> _Short exercise_
Find the lines that include the string "JSON" and report how many there are. Give no other text.

[Data entries for graphics]

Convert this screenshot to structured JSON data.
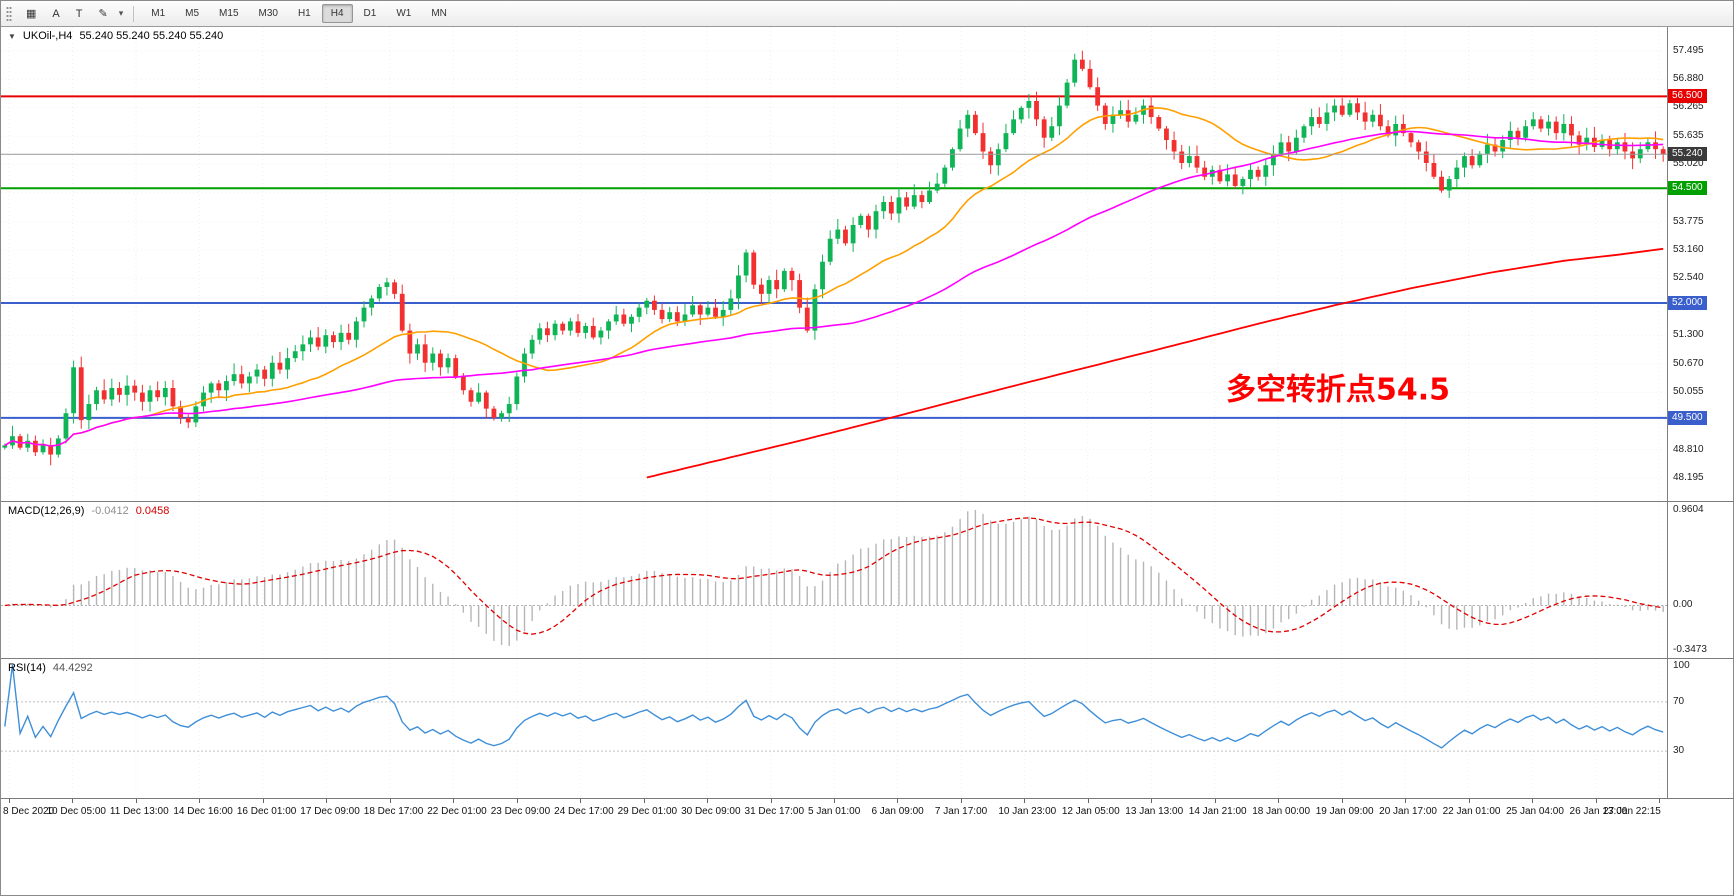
{
  "icons": {
    "symbol_dropdown": "▼"
  },
  "toolbar": {
    "icons": [
      {
        "name": "charts-grid-icon",
        "glyph": "▦"
      },
      {
        "name": "cursor-tool-icon",
        "glyph": "A"
      },
      {
        "name": "text-tool-icon",
        "glyph": "T"
      },
      {
        "name": "draw-tool-icon",
        "glyph": "✎"
      }
    ],
    "dropdown_caret": "▾",
    "timeframes": [
      "M1",
      "M5",
      "M15",
      "M30",
      "H1",
      "H4",
      "D1",
      "W1",
      "MN"
    ],
    "active_timeframe": "H4"
  },
  "chart_data": {
    "type": "candlestick",
    "symbol": "UKOil-,H4",
    "ohlc_text": "55.240 55.240 55.240 55.240",
    "annotation": {
      "text": "多空转折点54.5",
      "color": "#ff0000"
    },
    "price_scale_ticks": [
      "57.495",
      "56.880",
      "56.265",
      "55.635",
      "55.020",
      "54.400",
      "53.775",
      "53.160",
      "52.540",
      "51.925",
      "51.300",
      "50.670",
      "50.055",
      "49.430",
      "48.810",
      "48.195"
    ],
    "price_range": {
      "min": 47.95,
      "max": 57.75
    },
    "current_price": "55.240",
    "current_price_color": "#3a3a3a",
    "horizontal_lines": [
      {
        "price": 56.5,
        "label": "56.500",
        "color": "#e60000"
      },
      {
        "price": 54.5,
        "label": "54.500",
        "color": "#00a000"
      },
      {
        "price": 52.0,
        "label": "52.000",
        "color": "#3a5fcd"
      },
      {
        "price": 49.5,
        "label": "49.500",
        "color": "#3a5fcd"
      }
    ],
    "candles": {
      "up_color": "#0fb457",
      "down_color": "#f23030",
      "first_open": 48.85,
      "closes": [
        48.9,
        49.1,
        48.85,
        49.0,
        48.75,
        48.9,
        48.7,
        49.05,
        49.6,
        50.6,
        49.45,
        49.8,
        50.1,
        49.9,
        50.15,
        50.0,
        50.2,
        50.05,
        49.85,
        50.1,
        49.95,
        50.15,
        49.75,
        49.5,
        49.4,
        49.75,
        50.05,
        50.25,
        50.1,
        50.3,
        50.45,
        50.25,
        50.4,
        50.55,
        50.35,
        50.7,
        50.55,
        50.8,
        50.95,
        51.1,
        51.25,
        51.05,
        51.3,
        51.15,
        51.35,
        51.2,
        51.6,
        51.9,
        52.1,
        52.35,
        52.45,
        52.2,
        51.4,
        50.9,
        51.1,
        50.7,
        50.9,
        50.6,
        50.8,
        50.4,
        50.1,
        49.85,
        50.05,
        49.7,
        49.5,
        49.6,
        49.8,
        50.4,
        50.9,
        51.2,
        51.45,
        51.3,
        51.55,
        51.4,
        51.6,
        51.35,
        51.5,
        51.25,
        51.4,
        51.6,
        51.75,
        51.55,
        51.7,
        51.9,
        52.05,
        51.85,
        51.65,
        51.8,
        51.6,
        51.75,
        51.95,
        51.75,
        51.9,
        51.7,
        51.85,
        52.1,
        52.6,
        53.1,
        52.4,
        52.2,
        52.5,
        52.3,
        52.7,
        52.5,
        51.9,
        51.4,
        52.3,
        52.9,
        53.4,
        53.6,
        53.3,
        53.7,
        53.9,
        53.6,
        54.0,
        54.2,
        53.95,
        54.3,
        54.1,
        54.35,
        54.2,
        54.45,
        54.6,
        54.95,
        55.35,
        55.8,
        56.1,
        55.7,
        55.3,
        55.0,
        55.35,
        55.7,
        56.0,
        56.25,
        56.4,
        56.0,
        55.6,
        55.85,
        56.3,
        56.8,
        57.3,
        57.1,
        56.7,
        56.3,
        55.9,
        56.1,
        56.2,
        55.95,
        56.1,
        56.3,
        56.05,
        55.8,
        55.55,
        55.3,
        55.05,
        55.2,
        54.95,
        54.75,
        54.9,
        54.65,
        54.8,
        54.55,
        54.7,
        54.9,
        54.75,
        55.0,
        55.25,
        55.5,
        55.3,
        55.6,
        55.85,
        56.05,
        55.9,
        56.15,
        56.3,
        56.1,
        56.35,
        56.15,
        55.95,
        56.1,
        55.85,
        55.65,
        55.9,
        55.7,
        55.5,
        55.3,
        55.05,
        54.75,
        54.45,
        54.7,
        54.95,
        55.2,
        55.0,
        55.25,
        55.45,
        55.3,
        55.55,
        55.75,
        55.6,
        55.85,
        56.0,
        55.8,
        55.95,
        55.7,
        55.9,
        55.65,
        55.45,
        55.6,
        55.4,
        55.55,
        55.35,
        55.5,
        55.3,
        55.15,
        55.35,
        55.5,
        55.35,
        55.24
      ]
    },
    "moving_averages": {
      "fast": {
        "period": 20,
        "color": "#ff9f00"
      },
      "medium": {
        "period": 60,
        "color": "#ff00ff"
      },
      "slow": {
        "color": "#ff0000",
        "points": [
          [
            84,
            48.2
          ],
          [
            94,
            48.6
          ],
          [
            104,
            49.0
          ],
          [
            114,
            49.42
          ],
          [
            124,
            49.85
          ],
          [
            134,
            50.28
          ],
          [
            144,
            50.7
          ],
          [
            154,
            51.12
          ],
          [
            164,
            51.55
          ],
          [
            174,
            51.95
          ],
          [
            184,
            52.32
          ],
          [
            194,
            52.65
          ],
          [
            204,
            52.92
          ],
          [
            211,
            53.05
          ],
          [
            217,
            53.18
          ]
        ]
      }
    },
    "macd": {
      "label": "MACD(12,26,9)",
      "value_main": "-0.0412",
      "value_signal": "0.0458",
      "fast": 12,
      "slow": 26,
      "signal": 9,
      "histogram_color": "#b6b6b6",
      "signal_color": "#e00000",
      "scale_top": "0.9604",
      "scale_zero": "0.00",
      "scale_bottom": "-0.3473"
    },
    "rsi": {
      "label": "RSI(14)",
      "value": "44.4292",
      "period": 14,
      "line_color": "#3f8fd8",
      "levels": [
        70,
        30
      ],
      "scale_labels": [
        "100",
        "70",
        "30"
      ]
    },
    "time_labels": [
      "8 Dec 2020",
      "10 Dec 05:00",
      "11 Dec 13:00",
      "14 Dec 16:00",
      "16 Dec 01:00",
      "17 Dec 09:00",
      "18 Dec 17:00",
      "22 Dec 01:00",
      "23 Dec 09:00",
      "24 Dec 17:00",
      "29 Dec 01:00",
      "30 Dec 09:00",
      "31 Dec 17:00",
      "5 Jan 01:00",
      "6 Jan 09:00",
      "7 Jan 17:00",
      "10 Jan 23:00",
      "12 Jan 05:00",
      "13 Jan 13:00",
      "14 Jan 21:00",
      "18 Jan 00:00",
      "19 Jan 09:00",
      "20 Jan 17:00",
      "22 Jan 01:00",
      "25 Jan 04:00",
      "26 Jan 13:00",
      "27 Jan 22:15"
    ]
  }
}
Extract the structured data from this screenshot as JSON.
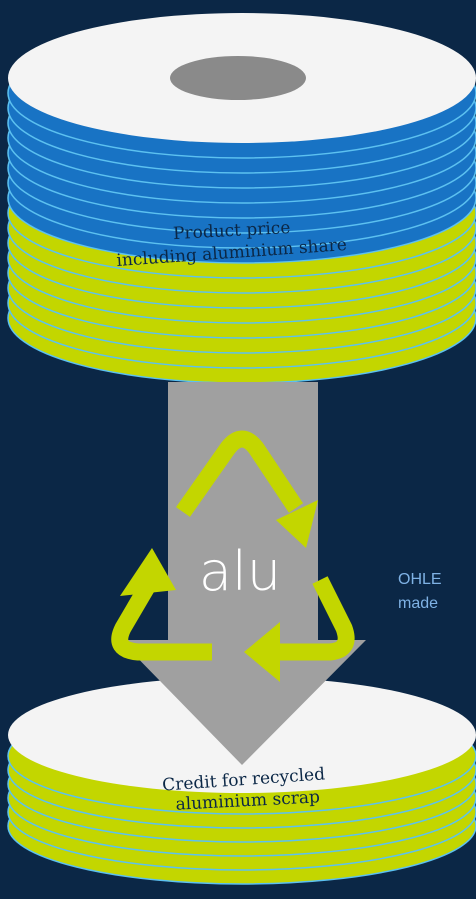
{
  "top_disc": {
    "label_lines": [
      "Product price",
      "including aluminium share"
    ]
  },
  "recycle": {
    "label": "alu"
  },
  "bottom_disc": {
    "label_lines": [
      "Credit for recycled",
      "aluminium scrap"
    ]
  },
  "side_note": {
    "lines": [
      "OHLE",
      "made"
    ]
  }
}
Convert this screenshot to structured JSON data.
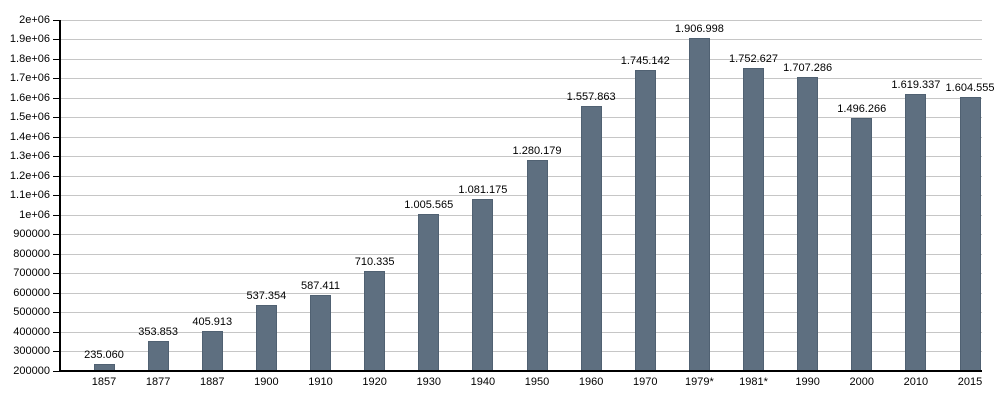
{
  "chart_data": {
    "type": "bar",
    "title": "",
    "xlabel": "",
    "ylabel": "",
    "categories": [
      "1857",
      "1877",
      "1887",
      "1900",
      "1910",
      "1920",
      "1930",
      "1940",
      "1950",
      "1960",
      "1970",
      "1979*",
      "1981*",
      "1990",
      "2000",
      "2010",
      "2015"
    ],
    "values": [
      235060,
      353853,
      405913,
      537354,
      587411,
      710335,
      1005565,
      1081175,
      1280179,
      1557863,
      1745142,
      1906998,
      1752627,
      1707286,
      1496266,
      1619337,
      1604555
    ],
    "value_labels": [
      "235.060",
      "353.853",
      "405.913",
      "537.354",
      "587.411",
      "710.335",
      "1.005.565",
      "1.081.175",
      "1.280.179",
      "1.557.863",
      "1.745.142",
      "1.906.998",
      "1.752.627",
      "1.707.286",
      "1.496.266",
      "1.619.337",
      "1.604.555"
    ],
    "ylim": [
      200000,
      2000000
    ],
    "ytick_step": 100000,
    "ytick_labels": [
      "200000",
      "300000",
      "400000",
      "500000",
      "600000",
      "700000",
      "800000",
      "900000",
      "1e+06",
      "1.1e+06",
      "1.2e+06",
      "1.3e+06",
      "1.4e+06",
      "1.5e+06",
      "1.6e+06",
      "1.7e+06",
      "1.8e+06",
      "1.9e+06",
      "2e+06"
    ],
    "grid": true,
    "legend_position": "none",
    "bar_color": "#5e6f80",
    "grid_color": "#c6c6c6",
    "axis_color": "#000000",
    "label_color": "#000000",
    "background_color": "#ffffff"
  }
}
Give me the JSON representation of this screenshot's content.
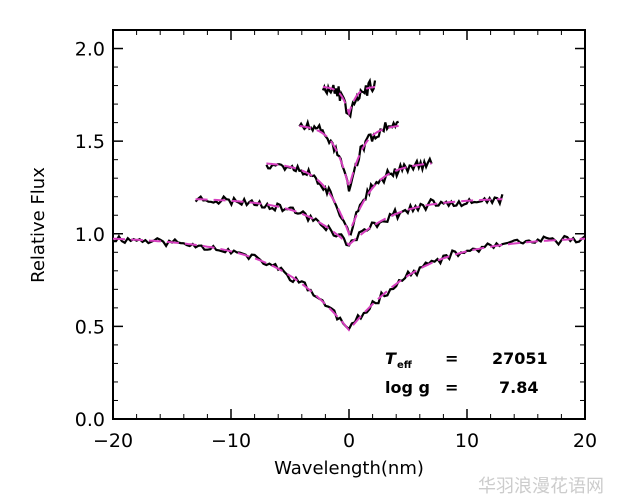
{
  "chart_data": {
    "type": "line",
    "title": "",
    "xlabel": "Wavelength(nm)",
    "ylabel": "Relative Flux",
    "xlim": [
      -20,
      20
    ],
    "ylim": [
      0.0,
      2.1
    ],
    "x_ticks": [
      -20,
      -10,
      0,
      10,
      20
    ],
    "x_tick_labels": [
      "−20",
      "−10",
      "0",
      "10",
      "20"
    ],
    "y_ticks": [
      0.0,
      0.5,
      1.0,
      1.5,
      2.0
    ],
    "y_tick_labels": [
      "0.0",
      "0.5",
      "1.0",
      "1.5",
      "2.0"
    ],
    "grid": false,
    "colors": {
      "observed": "#000000",
      "model": "#d63fbf"
    },
    "series": [
      {
        "half_width": 20,
        "continuum": 1.0,
        "depth": 0.52,
        "noise": 0.018,
        "points": 160,
        "seed": 11
      },
      {
        "half_width": 13,
        "continuum": 1.2,
        "depth": 0.26,
        "noise": 0.02,
        "points": 120,
        "seed": 23
      },
      {
        "half_width": 7,
        "continuum": 1.4,
        "depth": 0.4,
        "noise": 0.022,
        "points": 90,
        "seed": 37
      },
      {
        "half_width": 4.2,
        "continuum": 1.6,
        "depth": 0.35,
        "noise": 0.025,
        "points": 60,
        "seed": 51
      },
      {
        "half_width": 2.2,
        "continuum": 1.8,
        "depth": 0.15,
        "noise": 0.03,
        "points": 40,
        "seed": 67
      }
    ],
    "annotations": {
      "teff_label": "T",
      "teff_sub": "eff",
      "teff_eq": "=",
      "teff_value": "27051",
      "logg_label": "log g",
      "logg_eq": "=",
      "logg_value": "7.84"
    }
  },
  "watermark": "华羽浪漫花语网"
}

> _Task result_
4